What this task involves>
Look for the string "CPSK" in the lines and copy each line that has it.

Supplied material>
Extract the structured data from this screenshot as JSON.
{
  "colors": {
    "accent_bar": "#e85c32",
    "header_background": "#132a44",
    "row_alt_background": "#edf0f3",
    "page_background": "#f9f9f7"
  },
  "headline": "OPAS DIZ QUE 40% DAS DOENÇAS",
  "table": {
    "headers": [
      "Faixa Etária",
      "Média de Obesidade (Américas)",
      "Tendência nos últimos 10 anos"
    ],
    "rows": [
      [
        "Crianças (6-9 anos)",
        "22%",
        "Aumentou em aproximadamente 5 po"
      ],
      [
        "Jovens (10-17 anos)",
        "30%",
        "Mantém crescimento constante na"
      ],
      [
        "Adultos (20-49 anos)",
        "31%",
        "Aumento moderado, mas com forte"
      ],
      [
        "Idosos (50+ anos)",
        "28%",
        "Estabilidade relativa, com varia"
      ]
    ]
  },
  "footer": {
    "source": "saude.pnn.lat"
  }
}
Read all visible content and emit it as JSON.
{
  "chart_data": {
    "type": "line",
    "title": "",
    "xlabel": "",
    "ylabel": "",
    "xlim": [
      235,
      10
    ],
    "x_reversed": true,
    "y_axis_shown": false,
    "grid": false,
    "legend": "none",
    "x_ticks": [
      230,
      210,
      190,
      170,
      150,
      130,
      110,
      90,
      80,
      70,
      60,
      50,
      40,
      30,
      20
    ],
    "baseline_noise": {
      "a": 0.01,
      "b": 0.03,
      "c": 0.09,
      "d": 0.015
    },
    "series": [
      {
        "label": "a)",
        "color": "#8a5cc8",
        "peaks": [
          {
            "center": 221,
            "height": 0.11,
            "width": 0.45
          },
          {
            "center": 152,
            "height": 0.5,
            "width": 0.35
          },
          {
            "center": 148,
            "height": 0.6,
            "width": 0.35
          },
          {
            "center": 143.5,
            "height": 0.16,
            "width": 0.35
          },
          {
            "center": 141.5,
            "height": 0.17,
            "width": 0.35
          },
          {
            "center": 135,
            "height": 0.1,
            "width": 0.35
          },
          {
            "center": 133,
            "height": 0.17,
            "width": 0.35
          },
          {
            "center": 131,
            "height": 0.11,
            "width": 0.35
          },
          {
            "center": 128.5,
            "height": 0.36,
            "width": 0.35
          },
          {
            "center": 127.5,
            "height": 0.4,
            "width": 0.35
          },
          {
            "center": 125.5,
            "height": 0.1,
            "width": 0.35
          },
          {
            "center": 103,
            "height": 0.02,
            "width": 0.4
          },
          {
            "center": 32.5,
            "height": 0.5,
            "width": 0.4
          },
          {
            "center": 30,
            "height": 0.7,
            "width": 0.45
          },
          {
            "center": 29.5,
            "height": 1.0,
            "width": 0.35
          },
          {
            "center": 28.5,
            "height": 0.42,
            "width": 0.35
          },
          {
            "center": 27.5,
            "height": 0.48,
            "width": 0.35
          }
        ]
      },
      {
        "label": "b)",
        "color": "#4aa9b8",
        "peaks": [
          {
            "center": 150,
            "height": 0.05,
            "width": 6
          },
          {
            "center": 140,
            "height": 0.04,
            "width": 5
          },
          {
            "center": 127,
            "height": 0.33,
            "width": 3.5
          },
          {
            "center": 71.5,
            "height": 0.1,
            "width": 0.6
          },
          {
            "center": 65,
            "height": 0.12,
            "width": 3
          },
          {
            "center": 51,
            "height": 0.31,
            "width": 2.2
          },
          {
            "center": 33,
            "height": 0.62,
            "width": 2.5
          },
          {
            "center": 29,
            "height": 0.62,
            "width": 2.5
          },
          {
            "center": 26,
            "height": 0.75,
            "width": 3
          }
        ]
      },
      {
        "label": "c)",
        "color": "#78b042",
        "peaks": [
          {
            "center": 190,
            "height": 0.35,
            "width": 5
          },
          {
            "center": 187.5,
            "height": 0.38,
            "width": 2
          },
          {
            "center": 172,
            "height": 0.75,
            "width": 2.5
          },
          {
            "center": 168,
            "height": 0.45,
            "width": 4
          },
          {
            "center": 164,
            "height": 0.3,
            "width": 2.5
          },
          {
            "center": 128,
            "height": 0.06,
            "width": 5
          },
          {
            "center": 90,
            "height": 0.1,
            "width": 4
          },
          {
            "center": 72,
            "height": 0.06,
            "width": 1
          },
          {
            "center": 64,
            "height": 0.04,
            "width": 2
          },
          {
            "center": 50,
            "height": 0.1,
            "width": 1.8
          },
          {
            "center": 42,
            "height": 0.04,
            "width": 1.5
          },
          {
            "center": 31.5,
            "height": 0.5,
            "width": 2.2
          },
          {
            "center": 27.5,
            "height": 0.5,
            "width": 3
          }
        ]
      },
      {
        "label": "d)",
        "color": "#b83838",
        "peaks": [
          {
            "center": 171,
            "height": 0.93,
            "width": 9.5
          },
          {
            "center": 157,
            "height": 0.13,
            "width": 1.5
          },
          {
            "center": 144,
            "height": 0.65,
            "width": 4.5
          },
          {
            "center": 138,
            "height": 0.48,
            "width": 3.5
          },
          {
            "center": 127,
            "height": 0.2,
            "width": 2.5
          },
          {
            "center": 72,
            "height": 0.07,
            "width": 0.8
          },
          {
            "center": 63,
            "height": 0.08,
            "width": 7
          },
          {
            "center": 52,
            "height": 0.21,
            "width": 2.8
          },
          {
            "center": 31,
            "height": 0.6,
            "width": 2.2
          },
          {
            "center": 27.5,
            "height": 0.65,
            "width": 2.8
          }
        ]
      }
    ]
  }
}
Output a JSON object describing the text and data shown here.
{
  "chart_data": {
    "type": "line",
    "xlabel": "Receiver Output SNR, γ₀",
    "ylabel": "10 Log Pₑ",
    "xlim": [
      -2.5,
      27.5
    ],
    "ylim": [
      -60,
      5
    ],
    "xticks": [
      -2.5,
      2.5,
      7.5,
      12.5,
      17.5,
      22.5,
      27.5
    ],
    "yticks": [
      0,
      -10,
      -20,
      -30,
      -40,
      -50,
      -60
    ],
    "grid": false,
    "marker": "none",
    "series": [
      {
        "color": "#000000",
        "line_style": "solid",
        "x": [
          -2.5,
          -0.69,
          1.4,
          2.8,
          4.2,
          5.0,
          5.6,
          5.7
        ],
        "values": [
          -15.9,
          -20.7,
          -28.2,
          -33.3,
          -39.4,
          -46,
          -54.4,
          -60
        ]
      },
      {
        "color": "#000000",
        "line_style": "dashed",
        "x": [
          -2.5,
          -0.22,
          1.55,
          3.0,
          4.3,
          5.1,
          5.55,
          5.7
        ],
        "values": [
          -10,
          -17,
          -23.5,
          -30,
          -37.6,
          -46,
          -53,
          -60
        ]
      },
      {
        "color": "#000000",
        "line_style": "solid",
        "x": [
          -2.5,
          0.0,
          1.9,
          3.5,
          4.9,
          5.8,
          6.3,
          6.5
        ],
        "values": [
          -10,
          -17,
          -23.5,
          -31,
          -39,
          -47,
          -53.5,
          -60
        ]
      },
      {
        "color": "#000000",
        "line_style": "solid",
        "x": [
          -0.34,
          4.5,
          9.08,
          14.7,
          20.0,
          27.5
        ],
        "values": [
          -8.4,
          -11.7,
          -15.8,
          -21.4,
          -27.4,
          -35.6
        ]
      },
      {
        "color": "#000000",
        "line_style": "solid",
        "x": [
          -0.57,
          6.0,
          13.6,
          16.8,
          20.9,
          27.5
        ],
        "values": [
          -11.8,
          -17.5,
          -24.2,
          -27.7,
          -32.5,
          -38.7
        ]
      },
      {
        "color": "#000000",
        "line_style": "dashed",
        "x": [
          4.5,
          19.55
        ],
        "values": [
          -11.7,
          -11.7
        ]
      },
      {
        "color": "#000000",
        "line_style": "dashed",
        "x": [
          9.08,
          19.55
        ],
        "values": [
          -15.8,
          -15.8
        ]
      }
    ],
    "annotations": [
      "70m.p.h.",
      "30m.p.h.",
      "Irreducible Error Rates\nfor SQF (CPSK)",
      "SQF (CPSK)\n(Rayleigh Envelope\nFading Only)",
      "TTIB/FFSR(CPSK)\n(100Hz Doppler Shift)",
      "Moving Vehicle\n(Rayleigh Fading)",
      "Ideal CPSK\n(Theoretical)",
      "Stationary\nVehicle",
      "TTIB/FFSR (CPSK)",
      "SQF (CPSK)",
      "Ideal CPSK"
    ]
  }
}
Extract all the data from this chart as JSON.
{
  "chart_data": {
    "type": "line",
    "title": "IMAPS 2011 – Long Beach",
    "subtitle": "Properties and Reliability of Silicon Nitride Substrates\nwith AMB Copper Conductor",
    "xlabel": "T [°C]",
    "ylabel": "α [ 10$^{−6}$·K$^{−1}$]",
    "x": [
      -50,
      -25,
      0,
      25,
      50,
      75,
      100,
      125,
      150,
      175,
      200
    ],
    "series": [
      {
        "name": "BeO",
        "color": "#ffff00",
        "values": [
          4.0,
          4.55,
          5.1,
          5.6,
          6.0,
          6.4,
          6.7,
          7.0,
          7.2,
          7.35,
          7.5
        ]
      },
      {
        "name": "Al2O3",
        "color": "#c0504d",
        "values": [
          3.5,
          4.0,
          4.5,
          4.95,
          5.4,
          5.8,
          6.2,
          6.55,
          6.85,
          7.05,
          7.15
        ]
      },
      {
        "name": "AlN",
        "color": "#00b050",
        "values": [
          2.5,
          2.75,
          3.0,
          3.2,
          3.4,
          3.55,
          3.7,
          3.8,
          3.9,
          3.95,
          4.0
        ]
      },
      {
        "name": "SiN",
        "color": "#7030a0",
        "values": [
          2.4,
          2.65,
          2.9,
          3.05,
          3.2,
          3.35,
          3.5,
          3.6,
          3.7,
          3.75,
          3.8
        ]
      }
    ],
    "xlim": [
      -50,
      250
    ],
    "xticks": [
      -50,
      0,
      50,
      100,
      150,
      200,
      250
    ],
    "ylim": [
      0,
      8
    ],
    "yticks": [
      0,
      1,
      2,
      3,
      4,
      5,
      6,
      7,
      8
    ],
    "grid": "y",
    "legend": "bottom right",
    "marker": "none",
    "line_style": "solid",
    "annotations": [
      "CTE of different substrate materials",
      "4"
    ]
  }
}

Solution to this task>
      "Irreducible Error Rates\nfor SQF (CPSK)",
      "SQF (CPSK)\n(Rayleigh Envelope\nFading Only)",
      "TTIB/FFSR(CPSK)\n(100Hz Doppler Shift)",
      "Ideal CPSK\n(Theoretical)",
      "TTIB/FFSR (CPSK)",
      "SQF (CPSK)",
      "Ideal CPSK"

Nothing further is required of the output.